# Directive:
Report, word for word, every line of the material that contains "title".

(Extracts from a graphics dataset)
:::::

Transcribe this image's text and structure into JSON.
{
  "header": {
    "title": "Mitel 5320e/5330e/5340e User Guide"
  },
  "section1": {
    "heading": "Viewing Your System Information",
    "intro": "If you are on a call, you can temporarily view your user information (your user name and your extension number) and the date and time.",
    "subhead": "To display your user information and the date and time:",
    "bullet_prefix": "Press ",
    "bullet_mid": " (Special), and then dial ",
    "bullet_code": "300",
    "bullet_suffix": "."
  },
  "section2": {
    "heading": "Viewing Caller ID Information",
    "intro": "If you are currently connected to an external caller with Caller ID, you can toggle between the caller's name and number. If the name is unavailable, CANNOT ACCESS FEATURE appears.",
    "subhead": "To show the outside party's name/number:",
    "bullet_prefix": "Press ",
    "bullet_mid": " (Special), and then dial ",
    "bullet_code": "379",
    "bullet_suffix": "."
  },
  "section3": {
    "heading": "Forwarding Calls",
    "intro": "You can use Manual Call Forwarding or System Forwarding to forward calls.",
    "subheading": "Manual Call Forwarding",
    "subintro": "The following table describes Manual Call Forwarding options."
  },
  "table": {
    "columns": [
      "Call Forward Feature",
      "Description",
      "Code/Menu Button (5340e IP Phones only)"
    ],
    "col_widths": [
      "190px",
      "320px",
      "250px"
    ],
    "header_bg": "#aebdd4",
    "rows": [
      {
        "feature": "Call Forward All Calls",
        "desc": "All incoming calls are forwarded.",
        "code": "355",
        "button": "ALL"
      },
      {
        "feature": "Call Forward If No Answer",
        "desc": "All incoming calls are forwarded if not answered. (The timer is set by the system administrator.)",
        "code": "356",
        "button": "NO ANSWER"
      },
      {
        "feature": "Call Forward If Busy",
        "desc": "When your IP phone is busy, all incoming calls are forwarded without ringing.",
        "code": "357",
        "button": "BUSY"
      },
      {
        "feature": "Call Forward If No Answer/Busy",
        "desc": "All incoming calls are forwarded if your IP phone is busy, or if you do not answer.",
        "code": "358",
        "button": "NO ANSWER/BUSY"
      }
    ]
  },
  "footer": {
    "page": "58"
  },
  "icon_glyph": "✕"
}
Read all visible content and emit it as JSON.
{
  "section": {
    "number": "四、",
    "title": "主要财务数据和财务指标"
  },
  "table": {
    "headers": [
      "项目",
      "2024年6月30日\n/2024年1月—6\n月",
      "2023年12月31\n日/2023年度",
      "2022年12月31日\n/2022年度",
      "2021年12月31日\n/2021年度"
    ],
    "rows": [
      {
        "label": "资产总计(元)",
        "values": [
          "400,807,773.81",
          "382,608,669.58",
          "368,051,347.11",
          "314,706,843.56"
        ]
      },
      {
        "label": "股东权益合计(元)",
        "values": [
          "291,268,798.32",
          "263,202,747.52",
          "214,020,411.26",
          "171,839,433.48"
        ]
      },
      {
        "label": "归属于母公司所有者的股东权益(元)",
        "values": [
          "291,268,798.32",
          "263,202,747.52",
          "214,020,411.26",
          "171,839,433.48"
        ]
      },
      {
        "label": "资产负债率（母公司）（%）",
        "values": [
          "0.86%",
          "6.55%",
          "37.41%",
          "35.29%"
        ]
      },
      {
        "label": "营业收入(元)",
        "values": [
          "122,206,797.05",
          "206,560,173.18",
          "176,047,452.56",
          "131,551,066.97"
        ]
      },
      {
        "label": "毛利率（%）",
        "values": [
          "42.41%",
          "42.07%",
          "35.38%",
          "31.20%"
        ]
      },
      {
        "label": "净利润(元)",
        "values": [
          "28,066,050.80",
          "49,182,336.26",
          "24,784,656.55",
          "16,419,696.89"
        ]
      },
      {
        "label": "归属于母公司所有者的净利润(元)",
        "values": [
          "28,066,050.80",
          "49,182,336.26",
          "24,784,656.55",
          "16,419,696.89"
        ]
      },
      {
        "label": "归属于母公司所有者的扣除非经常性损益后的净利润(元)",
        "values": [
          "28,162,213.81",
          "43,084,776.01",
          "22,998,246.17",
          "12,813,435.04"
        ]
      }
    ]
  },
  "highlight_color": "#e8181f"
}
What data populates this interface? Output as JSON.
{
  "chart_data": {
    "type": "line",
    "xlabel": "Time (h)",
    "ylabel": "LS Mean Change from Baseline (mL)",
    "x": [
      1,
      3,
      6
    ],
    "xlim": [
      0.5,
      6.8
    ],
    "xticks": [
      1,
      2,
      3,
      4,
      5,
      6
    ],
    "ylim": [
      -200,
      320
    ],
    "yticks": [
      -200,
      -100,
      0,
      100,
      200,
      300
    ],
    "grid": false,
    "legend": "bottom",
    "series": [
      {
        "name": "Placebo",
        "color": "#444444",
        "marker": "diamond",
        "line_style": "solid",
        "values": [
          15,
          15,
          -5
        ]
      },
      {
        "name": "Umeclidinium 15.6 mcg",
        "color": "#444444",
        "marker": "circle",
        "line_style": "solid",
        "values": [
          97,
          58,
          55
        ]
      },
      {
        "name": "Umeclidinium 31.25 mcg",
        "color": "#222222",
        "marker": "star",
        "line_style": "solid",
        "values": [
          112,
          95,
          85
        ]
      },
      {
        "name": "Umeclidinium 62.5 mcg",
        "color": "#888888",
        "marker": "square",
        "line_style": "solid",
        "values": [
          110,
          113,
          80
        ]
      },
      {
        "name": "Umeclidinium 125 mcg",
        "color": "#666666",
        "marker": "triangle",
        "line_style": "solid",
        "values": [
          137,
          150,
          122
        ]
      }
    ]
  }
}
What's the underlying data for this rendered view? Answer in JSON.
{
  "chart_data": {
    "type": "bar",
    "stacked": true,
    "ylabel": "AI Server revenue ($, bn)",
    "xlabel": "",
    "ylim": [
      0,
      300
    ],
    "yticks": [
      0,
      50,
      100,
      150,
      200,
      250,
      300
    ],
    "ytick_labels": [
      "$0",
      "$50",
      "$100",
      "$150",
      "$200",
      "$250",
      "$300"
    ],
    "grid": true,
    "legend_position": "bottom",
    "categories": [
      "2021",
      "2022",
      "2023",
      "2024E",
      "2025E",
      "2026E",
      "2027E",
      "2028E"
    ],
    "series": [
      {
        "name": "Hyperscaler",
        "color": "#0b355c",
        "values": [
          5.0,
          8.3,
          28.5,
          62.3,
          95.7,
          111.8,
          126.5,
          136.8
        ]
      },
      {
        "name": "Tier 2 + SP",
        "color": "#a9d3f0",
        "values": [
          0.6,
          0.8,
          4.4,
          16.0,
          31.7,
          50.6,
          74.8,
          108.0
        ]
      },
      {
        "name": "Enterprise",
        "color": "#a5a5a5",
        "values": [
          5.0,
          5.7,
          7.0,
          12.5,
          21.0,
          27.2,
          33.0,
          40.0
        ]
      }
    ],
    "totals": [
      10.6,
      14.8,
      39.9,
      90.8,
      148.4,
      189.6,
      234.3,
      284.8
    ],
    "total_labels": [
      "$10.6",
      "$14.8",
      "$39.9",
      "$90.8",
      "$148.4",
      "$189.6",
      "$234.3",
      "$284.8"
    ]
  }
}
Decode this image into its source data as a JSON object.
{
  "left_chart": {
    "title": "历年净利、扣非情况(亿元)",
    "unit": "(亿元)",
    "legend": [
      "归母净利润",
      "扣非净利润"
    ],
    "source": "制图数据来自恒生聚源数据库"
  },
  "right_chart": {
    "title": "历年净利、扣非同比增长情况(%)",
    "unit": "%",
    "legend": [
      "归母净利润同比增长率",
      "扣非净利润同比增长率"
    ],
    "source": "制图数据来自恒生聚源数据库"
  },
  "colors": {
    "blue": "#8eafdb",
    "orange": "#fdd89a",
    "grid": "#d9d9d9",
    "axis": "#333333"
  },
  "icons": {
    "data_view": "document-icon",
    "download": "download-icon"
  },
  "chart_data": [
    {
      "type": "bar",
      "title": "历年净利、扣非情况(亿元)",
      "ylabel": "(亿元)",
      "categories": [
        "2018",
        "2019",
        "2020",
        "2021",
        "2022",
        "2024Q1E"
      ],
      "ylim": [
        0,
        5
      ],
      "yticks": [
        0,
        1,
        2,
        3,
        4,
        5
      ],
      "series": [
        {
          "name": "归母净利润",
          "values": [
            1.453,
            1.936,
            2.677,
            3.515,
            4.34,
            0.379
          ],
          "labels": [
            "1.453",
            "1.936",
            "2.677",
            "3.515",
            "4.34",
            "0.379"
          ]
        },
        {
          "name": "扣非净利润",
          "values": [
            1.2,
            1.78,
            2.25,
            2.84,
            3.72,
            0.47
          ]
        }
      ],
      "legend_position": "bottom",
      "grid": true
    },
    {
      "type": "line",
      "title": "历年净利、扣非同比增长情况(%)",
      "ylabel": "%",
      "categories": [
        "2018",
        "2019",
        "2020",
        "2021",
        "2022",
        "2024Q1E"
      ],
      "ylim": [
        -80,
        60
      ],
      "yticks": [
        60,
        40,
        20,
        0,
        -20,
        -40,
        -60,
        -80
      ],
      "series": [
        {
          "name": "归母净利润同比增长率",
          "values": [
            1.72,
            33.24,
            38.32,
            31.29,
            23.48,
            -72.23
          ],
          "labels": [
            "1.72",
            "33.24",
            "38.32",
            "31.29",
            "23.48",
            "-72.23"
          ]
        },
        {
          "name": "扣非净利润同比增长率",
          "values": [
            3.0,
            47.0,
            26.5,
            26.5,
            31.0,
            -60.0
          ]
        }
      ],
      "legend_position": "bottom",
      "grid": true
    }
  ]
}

:::::

# Output below:
    "title": "Mitel 5320e/5330e/5340e User Guide"
    "title": "主要财务数据和财务指标"
    "title": "历年净利、扣非情况(亿元)",
    "title": "历年净利、扣非同比增长情况(%)",
      "title": "历年净利、扣非情况(亿元)",
      "title": "历年净利、扣非同比增长情况(%)",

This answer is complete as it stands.